--- Begin Entries supplied ---

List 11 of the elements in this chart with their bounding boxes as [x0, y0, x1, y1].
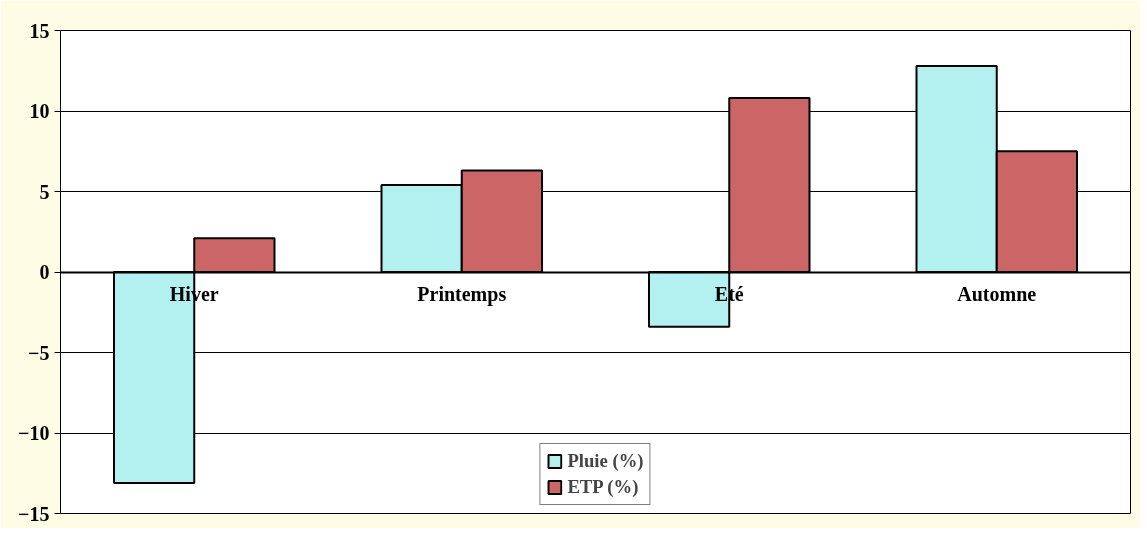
y-tick-label: −10 [18, 422, 50, 444]
x-tick-label: Printemps [417, 283, 507, 306]
legend-label: ETP (%) [567, 476, 639, 498]
y-tick-label: 5 [39, 180, 50, 203]
y-tick-label: 0 [39, 261, 50, 283]
y-tick-label: 10 [29, 100, 50, 122]
legend-label: Pluie (%) [567, 450, 644, 472]
y-tick-label: −15 [18, 502, 50, 525]
x-tick-label: Automne [957, 283, 1037, 305]
y-tick-label: −5 [28, 341, 50, 364]
y-tick-label: 15 [29, 19, 50, 42]
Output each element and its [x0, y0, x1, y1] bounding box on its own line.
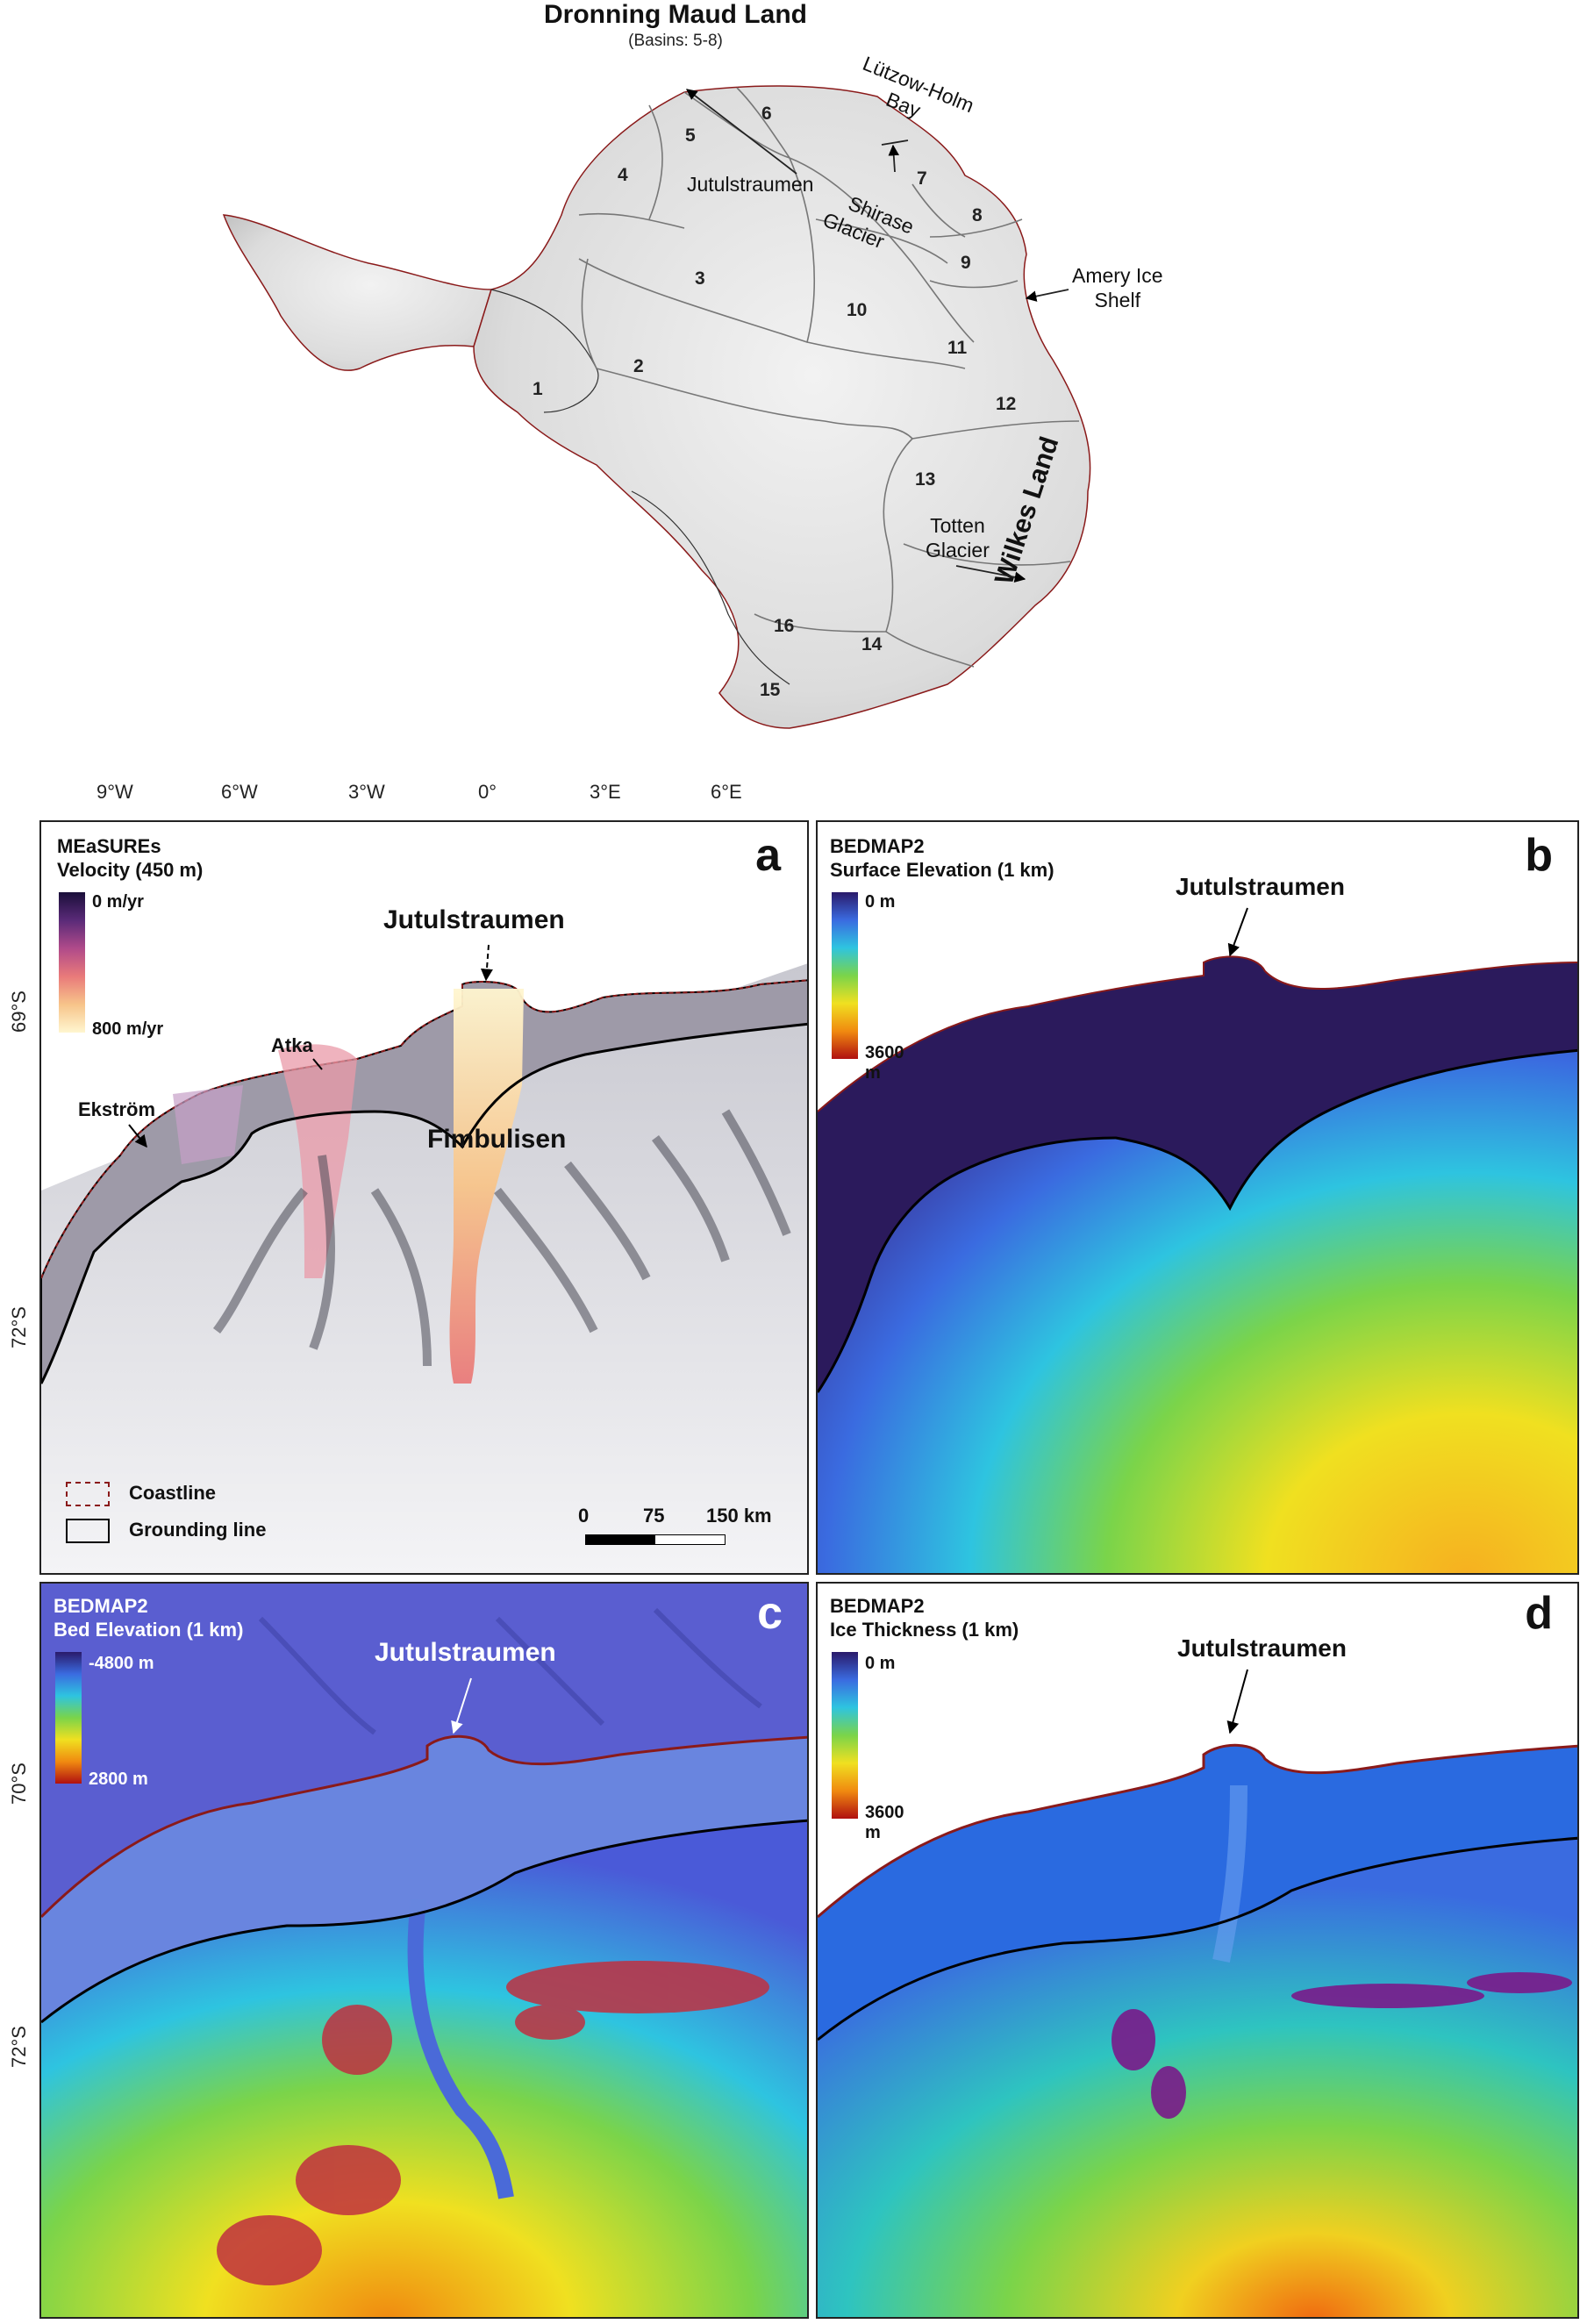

--- End Entries supplied ---

• [Task to carry out]:
Can you copy out every line of the records above word for word, leaving out the pictures?

• [Answer to this exercise]:
List 11 of the elements in this chart with their bounding boxes as [x0, y0, x1, y1].
y-tick-label: −10 [18, 422, 50, 444]
x-tick-label: Printemps [417, 283, 507, 306]
legend-label: ETP (%) [567, 476, 639, 498]
y-tick-label: 5 [39, 180, 50, 203]
y-tick-label: 0 [39, 261, 50, 283]
y-tick-label: 10 [29, 100, 50, 122]
legend-label: Pluie (%) [567, 450, 644, 472]
y-tick-label: −15 [18, 502, 50, 525]
x-tick-label: Automne [957, 283, 1037, 305]
y-tick-label: −5 [28, 341, 50, 364]
y-tick-label: 15 [29, 19, 50, 42]
Output each element and its [x0, y0, x1, y1] bounding box on its own line.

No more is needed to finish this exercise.